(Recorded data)
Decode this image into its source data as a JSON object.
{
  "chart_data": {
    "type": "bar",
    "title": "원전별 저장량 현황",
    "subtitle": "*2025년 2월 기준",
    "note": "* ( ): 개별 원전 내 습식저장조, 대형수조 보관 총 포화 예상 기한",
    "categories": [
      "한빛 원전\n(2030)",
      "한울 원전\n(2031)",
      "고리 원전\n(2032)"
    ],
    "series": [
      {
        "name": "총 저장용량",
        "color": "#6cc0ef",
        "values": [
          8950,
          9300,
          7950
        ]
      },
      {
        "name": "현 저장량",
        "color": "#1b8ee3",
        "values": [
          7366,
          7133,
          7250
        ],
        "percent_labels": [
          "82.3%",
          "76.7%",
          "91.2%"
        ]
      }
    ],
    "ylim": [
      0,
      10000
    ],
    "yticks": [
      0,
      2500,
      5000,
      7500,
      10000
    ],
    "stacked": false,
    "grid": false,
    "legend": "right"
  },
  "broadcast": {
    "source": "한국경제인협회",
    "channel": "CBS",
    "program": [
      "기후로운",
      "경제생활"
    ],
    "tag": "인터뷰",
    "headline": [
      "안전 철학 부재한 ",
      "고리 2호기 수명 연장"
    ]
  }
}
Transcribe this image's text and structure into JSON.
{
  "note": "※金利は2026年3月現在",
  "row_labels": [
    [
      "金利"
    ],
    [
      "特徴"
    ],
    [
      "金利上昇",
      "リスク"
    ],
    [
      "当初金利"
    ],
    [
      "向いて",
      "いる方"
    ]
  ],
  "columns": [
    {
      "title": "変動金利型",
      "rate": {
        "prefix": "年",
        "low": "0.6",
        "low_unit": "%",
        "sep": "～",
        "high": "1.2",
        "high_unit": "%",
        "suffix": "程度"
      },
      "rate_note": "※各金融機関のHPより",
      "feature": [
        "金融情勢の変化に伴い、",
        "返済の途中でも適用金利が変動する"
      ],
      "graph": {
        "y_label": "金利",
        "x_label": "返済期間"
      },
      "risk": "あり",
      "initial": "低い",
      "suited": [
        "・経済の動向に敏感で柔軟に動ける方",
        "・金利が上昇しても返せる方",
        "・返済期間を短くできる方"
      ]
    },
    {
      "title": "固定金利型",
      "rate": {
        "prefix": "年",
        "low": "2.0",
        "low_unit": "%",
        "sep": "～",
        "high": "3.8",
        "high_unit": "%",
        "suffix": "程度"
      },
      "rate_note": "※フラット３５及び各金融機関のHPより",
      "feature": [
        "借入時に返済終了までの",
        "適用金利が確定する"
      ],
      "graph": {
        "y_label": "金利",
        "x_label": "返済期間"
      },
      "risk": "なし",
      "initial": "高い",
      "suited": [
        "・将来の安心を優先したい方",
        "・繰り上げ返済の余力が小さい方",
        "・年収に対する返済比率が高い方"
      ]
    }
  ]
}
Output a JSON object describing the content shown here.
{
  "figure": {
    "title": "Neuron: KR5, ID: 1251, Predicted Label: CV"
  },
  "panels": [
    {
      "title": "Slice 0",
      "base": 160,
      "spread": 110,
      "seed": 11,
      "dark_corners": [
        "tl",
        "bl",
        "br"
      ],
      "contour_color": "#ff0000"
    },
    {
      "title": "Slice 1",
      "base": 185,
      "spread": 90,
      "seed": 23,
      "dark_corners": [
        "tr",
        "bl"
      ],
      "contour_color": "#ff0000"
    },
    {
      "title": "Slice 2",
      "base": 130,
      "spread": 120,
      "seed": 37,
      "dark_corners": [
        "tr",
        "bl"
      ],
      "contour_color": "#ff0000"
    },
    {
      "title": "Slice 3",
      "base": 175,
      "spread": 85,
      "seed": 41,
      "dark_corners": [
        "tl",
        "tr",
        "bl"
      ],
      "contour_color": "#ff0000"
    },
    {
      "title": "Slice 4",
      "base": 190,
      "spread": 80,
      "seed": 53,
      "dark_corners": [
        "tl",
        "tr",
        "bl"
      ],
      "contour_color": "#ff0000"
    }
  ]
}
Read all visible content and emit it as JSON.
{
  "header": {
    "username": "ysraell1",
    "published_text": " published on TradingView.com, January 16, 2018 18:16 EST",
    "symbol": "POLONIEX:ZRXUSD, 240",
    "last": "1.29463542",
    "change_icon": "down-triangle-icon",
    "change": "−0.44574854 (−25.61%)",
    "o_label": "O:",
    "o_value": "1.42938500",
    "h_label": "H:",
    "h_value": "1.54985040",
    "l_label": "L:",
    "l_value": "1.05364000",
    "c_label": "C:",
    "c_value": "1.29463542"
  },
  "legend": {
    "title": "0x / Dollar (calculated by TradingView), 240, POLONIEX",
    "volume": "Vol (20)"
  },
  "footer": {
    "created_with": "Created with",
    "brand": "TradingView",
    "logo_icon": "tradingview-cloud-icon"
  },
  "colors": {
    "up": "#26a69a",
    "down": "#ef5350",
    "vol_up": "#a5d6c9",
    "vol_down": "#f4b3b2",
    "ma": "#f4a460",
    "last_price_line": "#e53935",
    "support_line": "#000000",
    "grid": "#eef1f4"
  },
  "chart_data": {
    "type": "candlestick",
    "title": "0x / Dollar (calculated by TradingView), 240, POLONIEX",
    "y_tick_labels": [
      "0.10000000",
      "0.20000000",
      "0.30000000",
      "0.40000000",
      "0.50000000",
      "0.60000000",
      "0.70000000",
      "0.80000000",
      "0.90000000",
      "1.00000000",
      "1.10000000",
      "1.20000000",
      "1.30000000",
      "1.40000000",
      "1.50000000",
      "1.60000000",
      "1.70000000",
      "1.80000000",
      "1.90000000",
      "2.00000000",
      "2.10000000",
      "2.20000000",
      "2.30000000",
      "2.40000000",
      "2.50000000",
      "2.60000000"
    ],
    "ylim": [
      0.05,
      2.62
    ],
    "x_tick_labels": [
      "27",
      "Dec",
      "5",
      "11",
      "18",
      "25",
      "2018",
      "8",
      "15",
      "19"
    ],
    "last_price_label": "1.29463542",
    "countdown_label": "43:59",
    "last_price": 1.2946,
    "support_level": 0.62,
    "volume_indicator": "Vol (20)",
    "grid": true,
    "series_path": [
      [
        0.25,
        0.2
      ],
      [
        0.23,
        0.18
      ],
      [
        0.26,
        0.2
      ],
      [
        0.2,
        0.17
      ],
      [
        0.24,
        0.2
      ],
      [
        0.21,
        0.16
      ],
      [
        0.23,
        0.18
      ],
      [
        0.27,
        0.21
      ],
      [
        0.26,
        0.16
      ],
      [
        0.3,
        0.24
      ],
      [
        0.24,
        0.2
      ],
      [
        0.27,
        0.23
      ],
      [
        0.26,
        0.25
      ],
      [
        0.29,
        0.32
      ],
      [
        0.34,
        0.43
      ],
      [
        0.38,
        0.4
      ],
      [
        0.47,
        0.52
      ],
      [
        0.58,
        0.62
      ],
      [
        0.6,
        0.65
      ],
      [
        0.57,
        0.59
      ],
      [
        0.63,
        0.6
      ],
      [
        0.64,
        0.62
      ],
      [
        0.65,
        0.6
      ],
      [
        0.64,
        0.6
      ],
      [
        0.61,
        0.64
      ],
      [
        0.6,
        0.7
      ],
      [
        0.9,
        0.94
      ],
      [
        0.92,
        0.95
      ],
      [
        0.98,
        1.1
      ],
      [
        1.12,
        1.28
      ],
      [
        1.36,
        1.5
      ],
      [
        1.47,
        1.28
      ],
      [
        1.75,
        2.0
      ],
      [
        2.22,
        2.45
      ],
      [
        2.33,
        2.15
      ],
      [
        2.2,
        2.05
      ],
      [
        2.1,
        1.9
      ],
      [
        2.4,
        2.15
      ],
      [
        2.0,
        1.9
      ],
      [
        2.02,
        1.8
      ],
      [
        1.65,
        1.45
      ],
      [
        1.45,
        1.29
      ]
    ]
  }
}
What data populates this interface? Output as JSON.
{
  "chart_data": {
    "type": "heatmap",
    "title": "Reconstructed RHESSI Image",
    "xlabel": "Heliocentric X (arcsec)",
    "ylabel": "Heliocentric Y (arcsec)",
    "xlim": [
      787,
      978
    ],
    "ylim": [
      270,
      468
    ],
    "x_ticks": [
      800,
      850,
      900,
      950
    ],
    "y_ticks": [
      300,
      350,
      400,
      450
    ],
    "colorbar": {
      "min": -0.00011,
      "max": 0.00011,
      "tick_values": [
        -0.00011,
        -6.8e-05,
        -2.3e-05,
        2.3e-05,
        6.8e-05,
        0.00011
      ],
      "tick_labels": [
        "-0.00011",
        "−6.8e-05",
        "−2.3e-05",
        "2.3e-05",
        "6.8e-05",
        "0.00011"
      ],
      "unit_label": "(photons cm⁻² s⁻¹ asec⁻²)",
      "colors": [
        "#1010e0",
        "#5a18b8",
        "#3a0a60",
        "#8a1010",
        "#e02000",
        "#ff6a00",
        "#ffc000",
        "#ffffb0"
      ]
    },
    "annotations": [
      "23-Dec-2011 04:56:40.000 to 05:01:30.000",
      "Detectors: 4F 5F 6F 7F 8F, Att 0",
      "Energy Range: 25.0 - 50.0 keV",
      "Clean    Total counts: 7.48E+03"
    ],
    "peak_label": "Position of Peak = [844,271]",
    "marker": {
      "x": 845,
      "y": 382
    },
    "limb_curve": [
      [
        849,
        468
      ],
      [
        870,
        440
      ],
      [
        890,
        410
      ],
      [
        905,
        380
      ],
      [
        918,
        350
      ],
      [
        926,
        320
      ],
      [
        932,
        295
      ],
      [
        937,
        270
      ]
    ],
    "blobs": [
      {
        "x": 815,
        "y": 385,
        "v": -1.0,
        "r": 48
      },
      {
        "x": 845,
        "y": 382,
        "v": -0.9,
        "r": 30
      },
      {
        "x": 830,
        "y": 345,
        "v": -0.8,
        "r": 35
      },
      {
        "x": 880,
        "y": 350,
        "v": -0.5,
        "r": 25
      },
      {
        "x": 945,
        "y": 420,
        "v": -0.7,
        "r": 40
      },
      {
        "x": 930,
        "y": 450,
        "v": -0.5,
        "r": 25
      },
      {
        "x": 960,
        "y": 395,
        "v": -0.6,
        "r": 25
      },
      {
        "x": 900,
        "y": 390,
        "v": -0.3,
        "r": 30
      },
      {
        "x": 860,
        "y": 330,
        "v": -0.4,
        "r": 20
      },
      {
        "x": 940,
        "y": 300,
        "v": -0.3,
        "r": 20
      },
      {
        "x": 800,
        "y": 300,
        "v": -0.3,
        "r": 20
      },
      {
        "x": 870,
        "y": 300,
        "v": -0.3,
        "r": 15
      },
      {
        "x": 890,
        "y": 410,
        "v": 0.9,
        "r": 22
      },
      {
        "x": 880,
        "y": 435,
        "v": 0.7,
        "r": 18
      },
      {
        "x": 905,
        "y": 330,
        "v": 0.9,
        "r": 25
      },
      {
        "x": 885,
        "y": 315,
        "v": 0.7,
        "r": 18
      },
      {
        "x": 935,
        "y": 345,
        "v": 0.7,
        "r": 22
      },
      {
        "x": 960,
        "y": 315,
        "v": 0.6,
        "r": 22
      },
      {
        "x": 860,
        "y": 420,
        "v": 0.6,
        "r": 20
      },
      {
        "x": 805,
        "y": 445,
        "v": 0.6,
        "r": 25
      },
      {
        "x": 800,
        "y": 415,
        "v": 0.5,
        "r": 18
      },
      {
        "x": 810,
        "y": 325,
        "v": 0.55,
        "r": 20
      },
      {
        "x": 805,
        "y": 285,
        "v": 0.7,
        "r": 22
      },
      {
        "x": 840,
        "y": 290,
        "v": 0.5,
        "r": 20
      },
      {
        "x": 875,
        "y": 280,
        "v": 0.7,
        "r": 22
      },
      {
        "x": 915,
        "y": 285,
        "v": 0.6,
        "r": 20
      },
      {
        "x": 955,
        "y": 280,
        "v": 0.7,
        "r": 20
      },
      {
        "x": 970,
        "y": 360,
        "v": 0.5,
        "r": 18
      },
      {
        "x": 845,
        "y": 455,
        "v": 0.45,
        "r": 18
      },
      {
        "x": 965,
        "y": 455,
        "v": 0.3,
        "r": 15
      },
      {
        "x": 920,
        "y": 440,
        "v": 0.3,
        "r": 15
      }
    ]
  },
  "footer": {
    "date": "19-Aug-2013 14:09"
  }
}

• _WRITTEN PROBLEM_: Go through the data above and find the lines with the word "into". Copy each of those lines.

• _OUTPUT OF THE EXERCISE_:
Decode this image into its source data as a JSON object.
Transcribe this image's text and structure into JSON.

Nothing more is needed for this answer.